▶ [Data rows]:
■ ■ ■

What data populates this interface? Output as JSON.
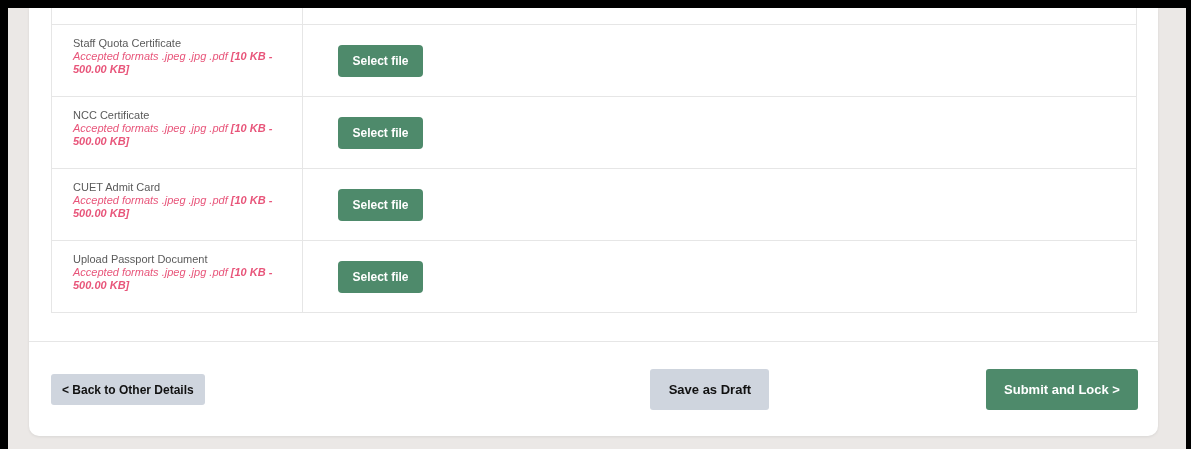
{
  "documents": [
    {
      "name": "Staff Quota Certificate",
      "formats": "Accepted formats .jpeg .jpg .pdf **[10 KB - 500.00 KB]**",
      "button": "Select file"
    },
    {
      "name": "NCC Certificate",
      "formats": "Accepted formats .jpeg .jpg .pdf **[10 KB - 500.00 KB]**",
      "button": "Select file"
    },
    {
      "name": "CUET Admit Card",
      "formats": "Accepted formats .jpeg .jpg .pdf **[10 KB - 500.00 KB]**",
      "button": "Select file"
    },
    {
      "name": "Upload Passport Document",
      "formats": "Accepted formats .jpeg .jpg .pdf **[10 KB - 500.00 KB]**",
      "button": "Select file"
    }
  ],
  "footer": {
    "back": "< Back to Other Details",
    "draft": "Save as Draft",
    "submit": "Submit and Lock >"
  }
}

■ ■ ■

Copy each line above precisely, dropping the pictures.

▶ [Response]:
What data populates this interface? Output as JSON.
{
  "documents": [
    {
      "name": "Staff Quota Certificate",
      "formats": "Accepted formats .jpeg .jpg .pdf **[10 KB - 500.00 KB]**",
      "button": "Select file"
    },
    {
      "name": "NCC Certificate",
      "formats": "Accepted formats .jpeg .jpg .pdf **[10 KB - 500.00 KB]**",
      "button": "Select file"
    },
    {
      "name": "CUET Admit Card",
      "formats": "Accepted formats .jpeg .jpg .pdf **[10 KB - 500.00 KB]**",
      "button": "Select file"
    },
    {
      "name": "Upload Passport Document",
      "formats": "Accepted formats .jpeg .jpg .pdf **[10 KB - 500.00 KB]**",
      "button": "Select file"
    }
  ],
  "footer": {
    "back": "< Back to Other Details",
    "draft": "Save as Draft",
    "submit": "Submit and Lock >"
  }
}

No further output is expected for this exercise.